Written request >>
Repeat the data below exactly, dropping any pictures it holds.

Stored data entries >>
= = = = = = =

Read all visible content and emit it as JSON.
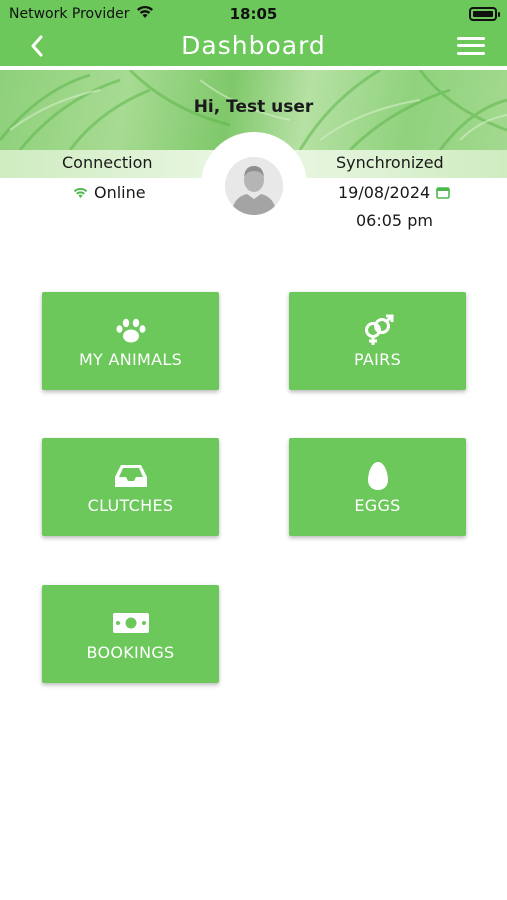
{
  "status_bar": {
    "carrier": "Network Provider",
    "time": "18:05"
  },
  "header": {
    "title": "Dashboard",
    "back_icon": "chevron-left-icon",
    "menu_icon": "hamburger-menu-icon"
  },
  "profile": {
    "greeting": "Hi, Test user",
    "connection_label": "Connection",
    "connection_status": "Online",
    "sync_label": "Synchronized",
    "sync_date": "19/08/2024",
    "sync_time": "06:05 pm"
  },
  "tiles": [
    {
      "label": "MY ANIMALS",
      "icon": "paw-icon"
    },
    {
      "label": "PAIRS",
      "icon": "gender-icon"
    },
    {
      "label": "CLUTCHES",
      "icon": "inbox-tray-icon"
    },
    {
      "label": "EGGS",
      "icon": "egg-icon"
    },
    {
      "label": "BOOKINGS",
      "icon": "money-bill-icon"
    }
  ],
  "colors": {
    "primary": "#6cc85b",
    "text": "#1a1a1a",
    "white": "#ffffff"
  }
}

= = = = = = =

Exercise response >>
Read all visible content and emit it as JSON.
{
  "status_bar": {
    "carrier": "Network Provider",
    "time": "18:05"
  },
  "header": {
    "title": "Dashboard",
    "back_icon": "chevron-left-icon",
    "menu_icon": "hamburger-menu-icon"
  },
  "profile": {
    "greeting": "Hi, Test user",
    "connection_label": "Connection",
    "connection_status": "Online",
    "sync_label": "Synchronized",
    "sync_date": "19/08/2024",
    "sync_time": "06:05 pm"
  },
  "tiles": [
    {
      "label": "MY ANIMALS",
      "icon": "paw-icon"
    },
    {
      "label": "PAIRS",
      "icon": "gender-icon"
    },
    {
      "label": "CLUTCHES",
      "icon": "inbox-tray-icon"
    },
    {
      "label": "EGGS",
      "icon": "egg-icon"
    },
    {
      "label": "BOOKINGS",
      "icon": "money-bill-icon"
    }
  ],
  "colors": {
    "primary": "#6cc85b",
    "text": "#1a1a1a",
    "white": "#ffffff"
  }
}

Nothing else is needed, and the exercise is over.